What is required: Quote all of the data that follows exactly as written, skipping the images.

Dataset records
++++++++++++++++++++

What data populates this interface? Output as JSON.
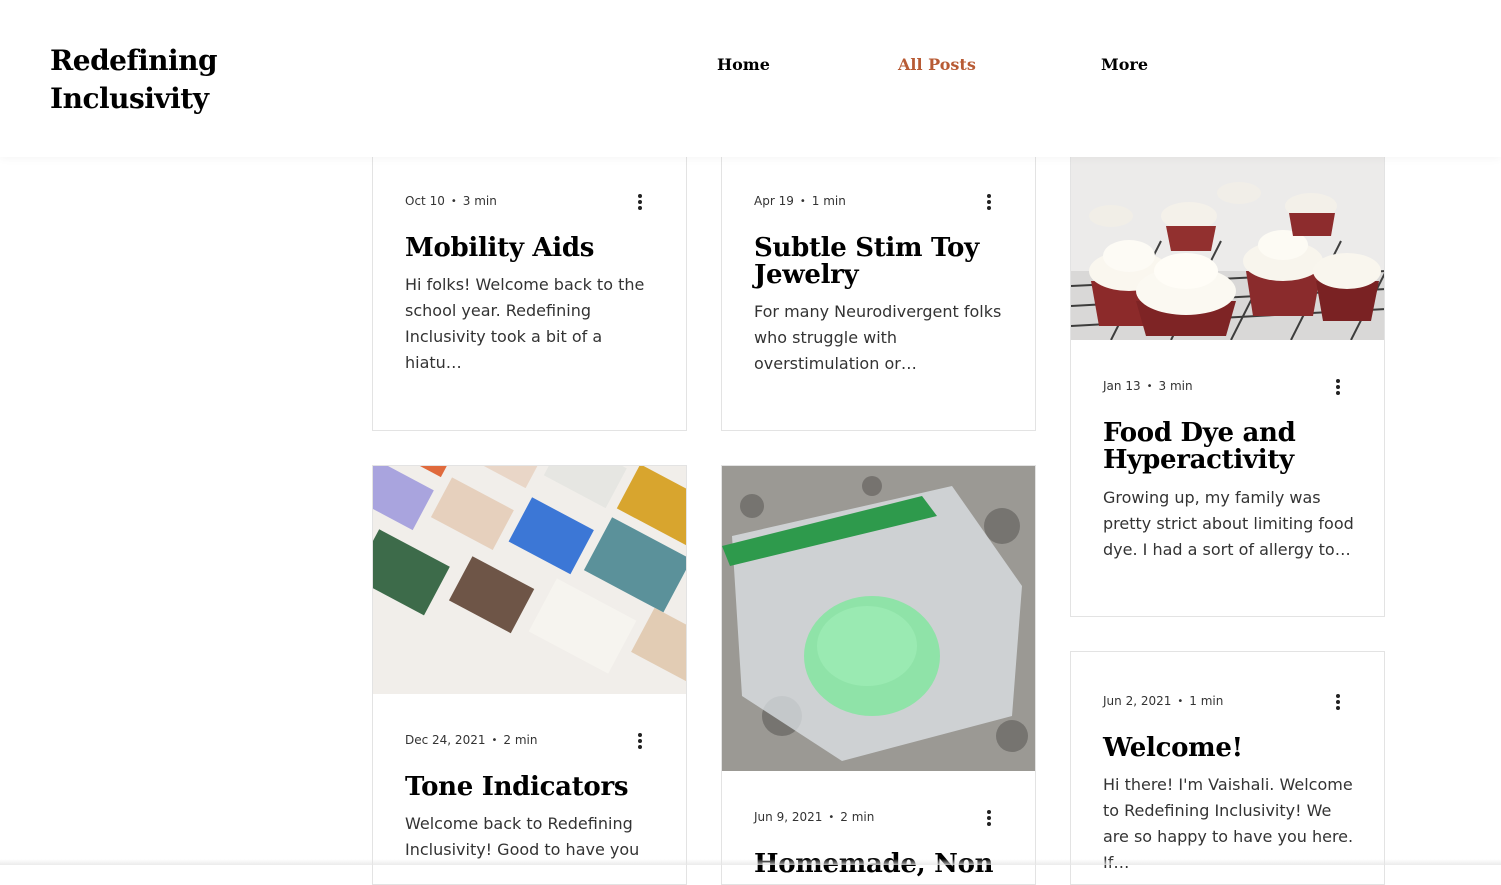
{
  "site": {
    "title_line1": "Redefining",
    "title_line2": "Inclusivity"
  },
  "nav": {
    "home": "Home",
    "all_posts": "All Posts",
    "more": "More",
    "active_color": "#b85b34"
  },
  "posts": [
    {
      "date": "Oct 10",
      "read": "3 min",
      "title": "Mobility Aids",
      "excerpt": "Hi folks! Welcome back to the school year. Redefining Inclusivity took a bit of a hiatu…"
    },
    {
      "date": "Apr 19",
      "read": "1 min",
      "title": "Subtle Stim Toy Jewelry",
      "excerpt": "For many Neurodivergent folks who struggle with overstimulation or…"
    },
    {
      "date": "Jan 13",
      "read": "3 min",
      "title": "Food Dye and Hyperactivity",
      "excerpt": "Growing up, my family was pretty strict about limiting food dye. I had a sort of allergy to…",
      "image": "cupcakes-photo"
    },
    {
      "date": "Dec 24, 2021",
      "read": "2 min",
      "title": "Tone Indicators",
      "excerpt": "Welcome back to Redefining Inclusivity! Good to have you",
      "image": "color-swatches-photo"
    },
    {
      "date": "Jun 9, 2021",
      "read": "2 min",
      "title": "Homemade, Non",
      "image": "playdough-bag-photo"
    },
    {
      "date": "Jun 2, 2021",
      "read": "1 min",
      "title": "Welcome!",
      "excerpt": "Hi there! I'm Vaishali. Welcome to Redefining Inclusivity! We are so happy to have you here. If…"
    }
  ],
  "meta_separator": "•",
  "icons": {
    "post_menu": "more-vertical-icon"
  }
}
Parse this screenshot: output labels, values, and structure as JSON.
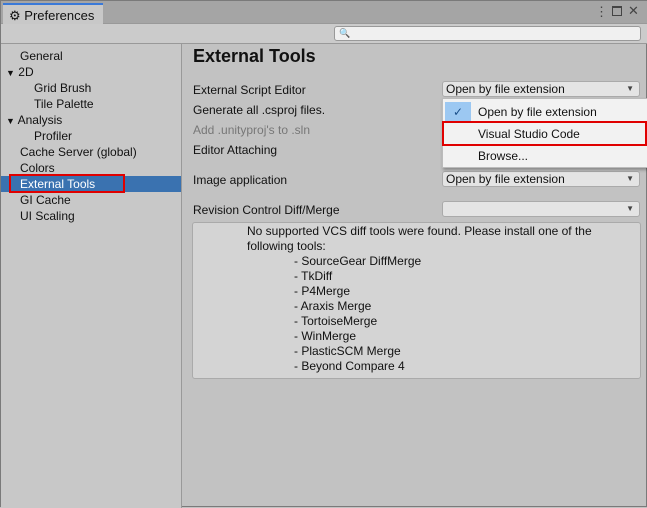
{
  "window": {
    "title": "Preferences",
    "search_placeholder": ""
  },
  "sidebar": {
    "items": [
      {
        "label": "General"
      },
      {
        "label": "2D"
      },
      {
        "label": "Grid Brush"
      },
      {
        "label": "Tile Palette"
      },
      {
        "label": "Analysis"
      },
      {
        "label": "Profiler"
      },
      {
        "label": "Cache Server (global)"
      },
      {
        "label": "Colors"
      },
      {
        "label": "External Tools"
      },
      {
        "label": "GI Cache"
      },
      {
        "label": "UI Scaling"
      }
    ]
  },
  "main": {
    "title": "External Tools",
    "external_script_editor": {
      "label": "External Script Editor",
      "value": "Open by file extension"
    },
    "generate_csproj": "Generate all .csproj files.",
    "add_unityproj": "Add .unityproj's to .sln",
    "editor_attaching": "Editor Attaching",
    "image_application": {
      "label": "Image application",
      "value": "Open by file extension"
    },
    "revision_control": {
      "label": "Revision Control Diff/Merge",
      "value": ""
    },
    "menu": [
      "Open by file extension",
      "Visual Studio Code",
      "Browse..."
    ],
    "info": {
      "message_line1": "No supported VCS diff tools were found. Please install one of the",
      "message_line2": "following tools:",
      "tools": [
        "- SourceGear DiffMerge",
        "- TkDiff",
        "- P4Merge",
        "- Araxis Merge",
        "- TortoiseMerge",
        "- WinMerge",
        "- PlasticSCM Merge",
        "- Beyond Compare 4"
      ]
    }
  },
  "colors": {
    "accent": "#3a72b0",
    "highlight": "#e00000"
  }
}
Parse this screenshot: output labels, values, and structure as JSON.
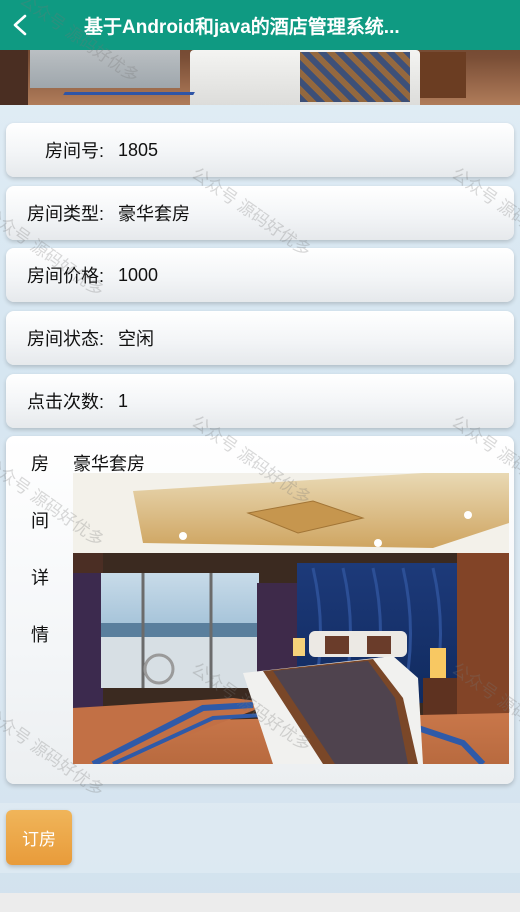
{
  "header": {
    "title": "基于Android和java的酒店管理系统...",
    "back_icon": "chevron-left-icon"
  },
  "room": {
    "number_label": "房间号:",
    "number": "1805",
    "type_label": "房间类型:",
    "type": "豪华套房",
    "price_label": "房间价格:",
    "price": "1000",
    "status_label": "房间状态:",
    "status": "空闲",
    "clicks_label": "点击次数:",
    "clicks": "1"
  },
  "detail": {
    "label_chars": [
      "房",
      "间",
      "详",
      "情"
    ],
    "text": "豪华套房"
  },
  "actions": {
    "book_label": "订房"
  },
  "watermark": {
    "text": "公众号 源码好优多"
  },
  "colors": {
    "header_bg": "#0f9a82",
    "book_button": "#e89b3a"
  }
}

++++++++++++++++++++

Answer in full:
What data populates this interface? Output as JSON.
{
  "site": {
    "title_line1": "Redefining",
    "title_line2": "Inclusivity"
  },
  "nav": {
    "home": "Home",
    "all_posts": "All Posts",
    "more": "More",
    "active_color": "#b85b34"
  },
  "posts": [
    {
      "date": "Oct 10",
      "read": "3 min",
      "title": "Mobility Aids",
      "excerpt": "Hi folks! Welcome back to the school year. Redefining Inclusivity took a bit of a hiatu…"
    },
    {
      "date": "Apr 19",
      "read": "1 min",
      "title": "Subtle Stim Toy Jewelry",
      "excerpt": "For many Neurodivergent folks who struggle with overstimulation or…"
    },
    {
      "date": "Jan 13",
      "read": "3 min",
      "title": "Food Dye and Hyperactivity",
      "excerpt": "Growing up, my family was pretty strict about limiting food dye. I had a sort of allergy to…",
      "image": "cupcakes-photo"
    },
    {
      "date": "Dec 24, 2021",
      "read": "2 min",
      "title": "Tone Indicators",
      "excerpt": "Welcome back to Redefining Inclusivity! Good to have you",
      "image": "color-swatches-photo"
    },
    {
      "date": "Jun 9, 2021",
      "read": "2 min",
      "title": "Homemade, Non",
      "image": "playdough-bag-photo"
    },
    {
      "date": "Jun 2, 2021",
      "read": "1 min",
      "title": "Welcome!",
      "excerpt": "Hi there! I'm Vaishali. Welcome to Redefining Inclusivity! We are so happy to have you here. If…"
    }
  ],
  "meta_separator": "•",
  "icons": {
    "post_menu": "more-vertical-icon"
  }
}
Parse this screenshot: output labels, values, and structure as JSON.
{
  "window": {
    "title": "Preferences",
    "search_placeholder": ""
  },
  "sidebar": {
    "items": [
      {
        "label": "General"
      },
      {
        "label": "2D"
      },
      {
        "label": "Grid Brush"
      },
      {
        "label": "Tile Palette"
      },
      {
        "label": "Analysis"
      },
      {
        "label": "Profiler"
      },
      {
        "label": "Cache Server (global)"
      },
      {
        "label": "Colors"
      },
      {
        "label": "External Tools"
      },
      {
        "label": "GI Cache"
      },
      {
        "label": "UI Scaling"
      }
    ]
  },
  "main": {
    "title": "External Tools",
    "external_script_editor": {
      "label": "External Script Editor",
      "value": "Open by file extension"
    },
    "generate_csproj": "Generate all .csproj files.",
    "add_unityproj": "Add .unityproj's to .sln",
    "editor_attaching": "Editor Attaching",
    "image_application": {
      "label": "Image application",
      "value": "Open by file extension"
    },
    "revision_control": {
      "label": "Revision Control Diff/Merge",
      "value": ""
    },
    "menu": [
      "Open by file extension",
      "Visual Studio Code",
      "Browse..."
    ],
    "info": {
      "message_line1": "No supported VCS diff tools were found. Please install one of the",
      "message_line2": "following tools:",
      "tools": [
        "- SourceGear DiffMerge",
        "- TkDiff",
        "- P4Merge",
        "- Araxis Merge",
        "- TortoiseMerge",
        "- WinMerge",
        "- PlasticSCM Merge",
        "- Beyond Compare 4"
      ]
    }
  },
  "colors": {
    "accent": "#3a72b0",
    "highlight": "#e00000"
  }
}
Parse this screenshot: output labels, values, and structure as JSON.
{
  "header": {
    "title": "基于Android和java的酒店管理系统...",
    "back_icon": "chevron-left-icon"
  },
  "room": {
    "number_label": "房间号:",
    "number": "1805",
    "type_label": "房间类型:",
    "type": "豪华套房",
    "price_label": "房间价格:",
    "price": "1000",
    "status_label": "房间状态:",
    "status": "空闲",
    "clicks_label": "点击次数:",
    "clicks": "1"
  },
  "detail": {
    "label_chars": [
      "房",
      "间",
      "详",
      "情"
    ],
    "text": "豪华套房"
  },
  "actions": {
    "book_label": "订房"
  },
  "watermark": {
    "text": "公众号 源码好优多"
  },
  "colors": {
    "header_bg": "#0f9a82",
    "book_button": "#e89b3a"
  }
}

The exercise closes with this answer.